[Dataset excerpts]
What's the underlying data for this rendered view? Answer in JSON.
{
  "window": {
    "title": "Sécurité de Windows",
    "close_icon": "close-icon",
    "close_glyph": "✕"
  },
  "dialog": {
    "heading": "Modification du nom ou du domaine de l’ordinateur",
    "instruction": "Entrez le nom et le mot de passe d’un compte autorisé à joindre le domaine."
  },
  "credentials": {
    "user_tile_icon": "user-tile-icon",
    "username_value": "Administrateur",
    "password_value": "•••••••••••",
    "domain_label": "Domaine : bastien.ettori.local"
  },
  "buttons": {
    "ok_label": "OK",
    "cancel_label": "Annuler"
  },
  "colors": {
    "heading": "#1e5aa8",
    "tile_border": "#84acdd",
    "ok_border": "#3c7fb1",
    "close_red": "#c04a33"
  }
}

Instruction:
Each entry must be reproduced verbatim.

Answer in full:
What's the underlying data for this rendered view? Answer in JSON.
{
  "window": {
    "title": "Sécurité de Windows",
    "close_icon": "close-icon",
    "close_glyph": "✕"
  },
  "dialog": {
    "heading": "Modification du nom ou du domaine de l’ordinateur",
    "instruction": "Entrez le nom et le mot de passe d’un compte autorisé à joindre le domaine."
  },
  "credentials": {
    "user_tile_icon": "user-tile-icon",
    "username_value": "Administrateur",
    "password_value": "•••••••••••",
    "domain_label": "Domaine : bastien.ettori.local"
  },
  "buttons": {
    "ok_label": "OK",
    "cancel_label": "Annuler"
  },
  "colors": {
    "heading": "#1e5aa8",
    "tile_border": "#84acdd",
    "ok_border": "#3c7fb1",
    "close_red": "#c04a33"
  }
}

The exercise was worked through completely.